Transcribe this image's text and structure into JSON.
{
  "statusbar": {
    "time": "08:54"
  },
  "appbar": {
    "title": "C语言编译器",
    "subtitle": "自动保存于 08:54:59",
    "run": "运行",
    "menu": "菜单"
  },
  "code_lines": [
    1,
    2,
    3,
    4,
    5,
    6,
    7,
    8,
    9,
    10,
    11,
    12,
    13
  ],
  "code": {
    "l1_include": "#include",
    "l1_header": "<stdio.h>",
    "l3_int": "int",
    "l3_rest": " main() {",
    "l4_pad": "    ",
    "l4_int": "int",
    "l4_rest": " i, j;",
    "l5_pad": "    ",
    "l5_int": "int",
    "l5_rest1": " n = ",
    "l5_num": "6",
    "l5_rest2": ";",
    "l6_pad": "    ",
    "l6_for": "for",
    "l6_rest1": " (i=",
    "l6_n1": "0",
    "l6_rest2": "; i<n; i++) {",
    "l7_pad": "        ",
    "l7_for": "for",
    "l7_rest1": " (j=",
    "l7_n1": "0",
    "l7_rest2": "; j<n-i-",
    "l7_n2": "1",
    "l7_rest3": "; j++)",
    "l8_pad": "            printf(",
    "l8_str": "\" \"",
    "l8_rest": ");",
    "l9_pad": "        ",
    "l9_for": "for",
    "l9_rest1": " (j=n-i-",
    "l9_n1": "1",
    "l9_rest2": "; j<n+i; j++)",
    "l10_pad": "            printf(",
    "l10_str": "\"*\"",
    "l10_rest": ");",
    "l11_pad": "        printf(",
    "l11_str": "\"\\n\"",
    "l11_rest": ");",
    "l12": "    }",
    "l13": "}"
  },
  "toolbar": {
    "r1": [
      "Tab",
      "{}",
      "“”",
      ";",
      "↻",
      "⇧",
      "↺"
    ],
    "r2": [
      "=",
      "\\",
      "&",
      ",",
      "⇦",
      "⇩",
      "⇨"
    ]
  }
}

------------

◆ CHALLENGE: Copy each line above containing the string "printf".

◆ EXERCISE OUTPUT:
    "l8_pad": "            printf(",
    "l10_pad": "            printf(",
    "l11_pad": "        printf(",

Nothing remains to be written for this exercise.